* Instructions to follow: Pictures do not belong in your copy. Repeat all the other data exactly.

* Records supplied:

►

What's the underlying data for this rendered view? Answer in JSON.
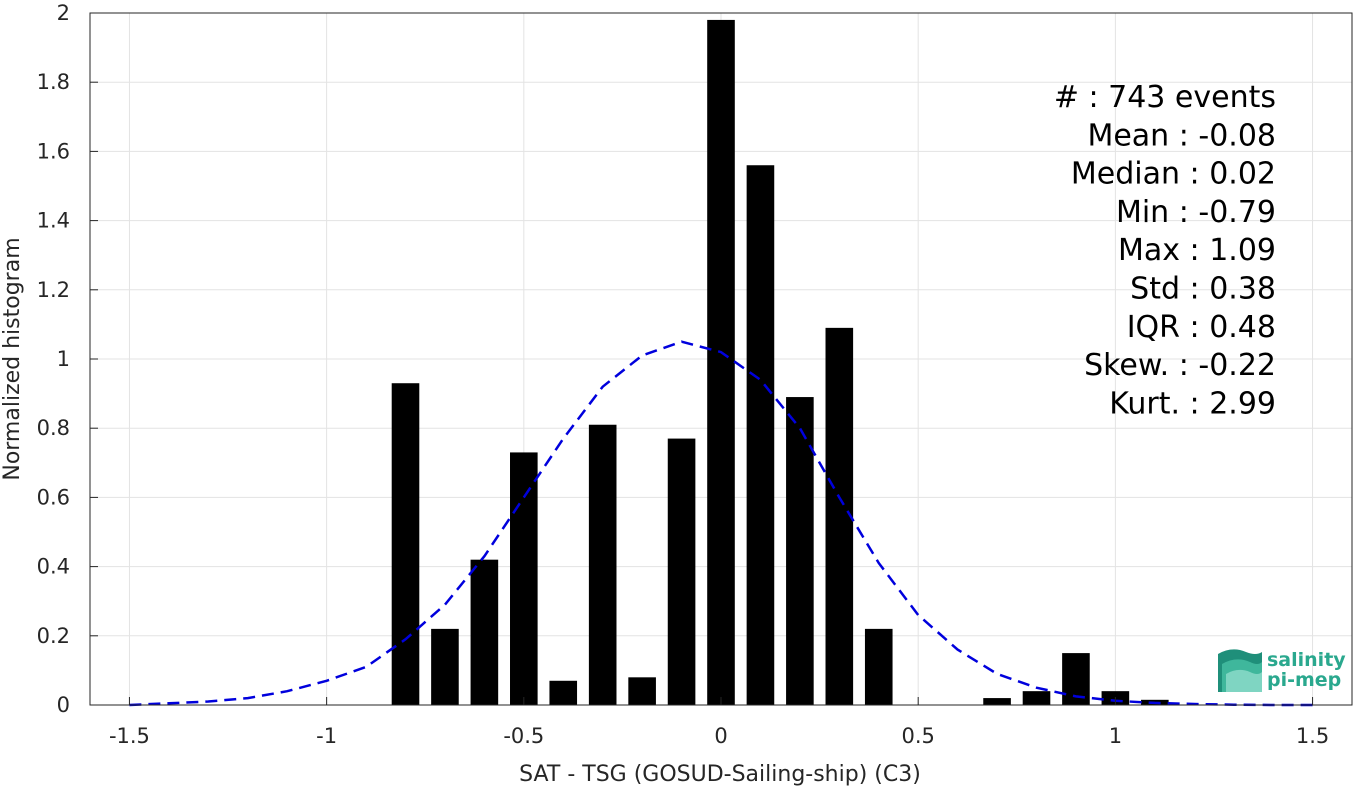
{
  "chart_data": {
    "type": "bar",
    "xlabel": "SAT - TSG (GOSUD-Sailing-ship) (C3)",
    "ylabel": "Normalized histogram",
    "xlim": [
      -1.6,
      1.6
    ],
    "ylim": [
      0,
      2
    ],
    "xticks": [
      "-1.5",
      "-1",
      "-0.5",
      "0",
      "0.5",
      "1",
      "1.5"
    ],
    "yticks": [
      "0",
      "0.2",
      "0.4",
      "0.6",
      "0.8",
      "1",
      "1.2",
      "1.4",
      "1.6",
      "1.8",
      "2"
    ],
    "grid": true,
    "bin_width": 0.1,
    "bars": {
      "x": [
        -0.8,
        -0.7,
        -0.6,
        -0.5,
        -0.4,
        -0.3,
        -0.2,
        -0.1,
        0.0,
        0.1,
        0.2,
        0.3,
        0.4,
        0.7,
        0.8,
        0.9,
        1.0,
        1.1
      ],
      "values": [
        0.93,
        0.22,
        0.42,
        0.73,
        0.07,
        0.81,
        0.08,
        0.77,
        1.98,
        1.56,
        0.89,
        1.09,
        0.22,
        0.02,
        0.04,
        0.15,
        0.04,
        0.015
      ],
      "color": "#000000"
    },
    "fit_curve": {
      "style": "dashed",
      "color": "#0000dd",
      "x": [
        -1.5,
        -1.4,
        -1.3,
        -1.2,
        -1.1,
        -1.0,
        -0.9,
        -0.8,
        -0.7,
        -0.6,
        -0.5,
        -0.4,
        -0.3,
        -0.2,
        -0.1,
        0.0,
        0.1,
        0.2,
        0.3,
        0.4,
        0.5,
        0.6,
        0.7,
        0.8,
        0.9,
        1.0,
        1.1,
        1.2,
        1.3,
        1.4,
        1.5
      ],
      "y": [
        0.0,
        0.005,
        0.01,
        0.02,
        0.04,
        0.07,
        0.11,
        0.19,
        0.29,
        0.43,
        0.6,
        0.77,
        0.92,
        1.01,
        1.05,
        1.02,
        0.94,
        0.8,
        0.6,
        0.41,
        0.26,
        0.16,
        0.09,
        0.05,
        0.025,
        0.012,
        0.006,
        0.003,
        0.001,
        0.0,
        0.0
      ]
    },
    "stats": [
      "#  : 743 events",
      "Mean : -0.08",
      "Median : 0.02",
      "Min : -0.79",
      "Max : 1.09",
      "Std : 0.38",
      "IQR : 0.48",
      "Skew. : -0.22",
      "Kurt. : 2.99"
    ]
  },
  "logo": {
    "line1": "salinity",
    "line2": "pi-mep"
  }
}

◄

* Answer to this problem:
What's the underlying data for this rendered view? Answer in JSON.
{
  "chart_data": {
    "type": "bar",
    "xlabel": "SAT - TSG (GOSUD-Sailing-ship) (C3)",
    "ylabel": "Normalized histogram",
    "xlim": [
      -1.6,
      1.6
    ],
    "ylim": [
      0,
      2
    ],
    "xticks": [
      "-1.5",
      "-1",
      "-0.5",
      "0",
      "0.5",
      "1",
      "1.5"
    ],
    "yticks": [
      "0",
      "0.2",
      "0.4",
      "0.6",
      "0.8",
      "1",
      "1.2",
      "1.4",
      "1.6",
      "1.8",
      "2"
    ],
    "grid": true,
    "bin_width": 0.1,
    "bars": {
      "x": [
        -0.8,
        -0.7,
        -0.6,
        -0.5,
        -0.4,
        -0.3,
        -0.2,
        -0.1,
        0.0,
        0.1,
        0.2,
        0.3,
        0.4,
        0.7,
        0.8,
        0.9,
        1.0,
        1.1
      ],
      "values": [
        0.93,
        0.22,
        0.42,
        0.73,
        0.07,
        0.81,
        0.08,
        0.77,
        1.98,
        1.56,
        0.89,
        1.09,
        0.22,
        0.02,
        0.04,
        0.15,
        0.04,
        0.015
      ],
      "color": "#000000"
    },
    "fit_curve": {
      "style": "dashed",
      "color": "#0000dd",
      "x": [
        -1.5,
        -1.4,
        -1.3,
        -1.2,
        -1.1,
        -1.0,
        -0.9,
        -0.8,
        -0.7,
        -0.6,
        -0.5,
        -0.4,
        -0.3,
        -0.2,
        -0.1,
        0.0,
        0.1,
        0.2,
        0.3,
        0.4,
        0.5,
        0.6,
        0.7,
        0.8,
        0.9,
        1.0,
        1.1,
        1.2,
        1.3,
        1.4,
        1.5
      ],
      "y": [
        0.0,
        0.005,
        0.01,
        0.02,
        0.04,
        0.07,
        0.11,
        0.19,
        0.29,
        0.43,
        0.6,
        0.77,
        0.92,
        1.01,
        1.05,
        1.02,
        0.94,
        0.8,
        0.6,
        0.41,
        0.26,
        0.16,
        0.09,
        0.05,
        0.025,
        0.012,
        0.006,
        0.003,
        0.001,
        0.0,
        0.0
      ]
    },
    "stats": [
      "#  : 743 events",
      "Mean : -0.08",
      "Median : 0.02",
      "Min : -0.79",
      "Max : 1.09",
      "Std : 0.38",
      "IQR : 0.48",
      "Skew. : -0.22",
      "Kurt. : 2.99"
    ]
  },
  "logo": {
    "line1": "salinity",
    "line2": "pi-mep"
  }
}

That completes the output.